§ DIRECTIONS
Repeat each line exactly as it is written.

Data listing:
────────

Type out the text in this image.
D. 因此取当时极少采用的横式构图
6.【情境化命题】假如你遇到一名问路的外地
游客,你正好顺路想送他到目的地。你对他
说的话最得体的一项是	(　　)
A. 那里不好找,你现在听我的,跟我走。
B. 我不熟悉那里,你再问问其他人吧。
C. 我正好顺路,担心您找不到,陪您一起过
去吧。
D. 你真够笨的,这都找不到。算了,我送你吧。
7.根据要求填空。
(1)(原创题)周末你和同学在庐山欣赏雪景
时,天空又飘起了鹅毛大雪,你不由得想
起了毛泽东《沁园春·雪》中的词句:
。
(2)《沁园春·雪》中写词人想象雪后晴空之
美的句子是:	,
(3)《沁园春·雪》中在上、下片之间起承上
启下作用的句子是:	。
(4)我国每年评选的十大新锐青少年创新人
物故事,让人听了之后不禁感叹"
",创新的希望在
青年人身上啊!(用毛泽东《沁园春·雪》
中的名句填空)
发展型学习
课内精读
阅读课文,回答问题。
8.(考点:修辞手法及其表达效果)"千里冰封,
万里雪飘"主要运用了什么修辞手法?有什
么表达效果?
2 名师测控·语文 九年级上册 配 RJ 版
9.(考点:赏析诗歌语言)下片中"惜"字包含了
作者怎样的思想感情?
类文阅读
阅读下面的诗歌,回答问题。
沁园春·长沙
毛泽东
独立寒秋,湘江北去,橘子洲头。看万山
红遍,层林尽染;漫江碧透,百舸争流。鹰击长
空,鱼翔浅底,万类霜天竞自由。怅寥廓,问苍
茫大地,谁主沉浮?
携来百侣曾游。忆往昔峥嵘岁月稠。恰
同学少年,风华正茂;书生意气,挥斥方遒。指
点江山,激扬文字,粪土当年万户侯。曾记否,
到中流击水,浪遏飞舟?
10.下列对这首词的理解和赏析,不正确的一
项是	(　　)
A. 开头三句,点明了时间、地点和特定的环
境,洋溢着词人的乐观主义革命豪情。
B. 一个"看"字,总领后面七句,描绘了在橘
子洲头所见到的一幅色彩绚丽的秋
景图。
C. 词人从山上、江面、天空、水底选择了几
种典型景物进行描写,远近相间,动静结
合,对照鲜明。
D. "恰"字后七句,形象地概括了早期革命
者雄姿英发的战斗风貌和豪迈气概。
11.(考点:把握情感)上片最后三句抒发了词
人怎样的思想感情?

────────

§ FULL RESPONSE
Type out the text in this image.
D. 因此取当时极少采用的横式构图
6.【情境化命题】假如你遇到一名问路的外地
游客,你正好顺路想送他到目的地。你对他
说的话最得体的一项是	(　　)
A. 那里不好找,你现在听我的,跟我走。
B. 我不熟悉那里,你再问问其他人吧。
C. 我正好顺路,担心您找不到,陪您一起过
去吧。
D. 你真够笨的,这都找不到。算了,我送你吧。
7.根据要求填空。
(1)(原创题)周末你和同学在庐山欣赏雪景
时,天空又飘起了鹅毛大雪,你不由得想
起了毛泽东《沁园春·雪》中的词句:
。
(2)《沁园春·雪》中写词人想象雪后晴空之
美的句子是:	,
(3)《沁园春·雪》中在上、下片之间起承上
启下作用的句子是:	。
(4)我国每年评选的十大新锐青少年创新人
物故事,让人听了之后不禁感叹"
",创新的希望在
青年人身上啊!(用毛泽东《沁园春·雪》
中的名句填空)
发展型学习
课内精读
阅读课文,回答问题。
8.(考点:修辞手法及其表达效果)"千里冰封,
万里雪飘"主要运用了什么修辞手法?有什
么表达效果?
2 名师测控·语文 九年级上册 配 RJ 版
9.(考点:赏析诗歌语言)下片中"惜"字包含了
作者怎样的思想感情?
类文阅读
阅读下面的诗歌,回答问题。
沁园春·长沙
毛泽东
独立寒秋,湘江北去,橘子洲头。看万山
红遍,层林尽染;漫江碧透,百舸争流。鹰击长
空,鱼翔浅底,万类霜天竞自由。怅寥廓,问苍
茫大地,谁主沉浮?
携来百侣曾游。忆往昔峥嵘岁月稠。恰
同学少年,风华正茂;书生意气,挥斥方遒。指
点江山,激扬文字,粪土当年万户侯。曾记否,
到中流击水,浪遏飞舟?
10.下列对这首词的理解和赏析,不正确的一
项是	(　　)
A. 开头三句,点明了时间、地点和特定的环
境,洋溢着词人的乐观主义革命豪情。
B. 一个"看"字,总领后面七句,描绘了在橘
子洲头所见到的一幅色彩绚丽的秋
景图。
C. 词人从山上、江面、天空、水底选择了几
种典型景物进行描写,远近相间,动静结
合,对照鲜明。
D. "恰"字后七句,形象地概括了早期革命
者雄姿英发的战斗风貌和豪迈气概。
11.(考点:把握情感)上片最后三句抒发了词
人怎样的思想感情?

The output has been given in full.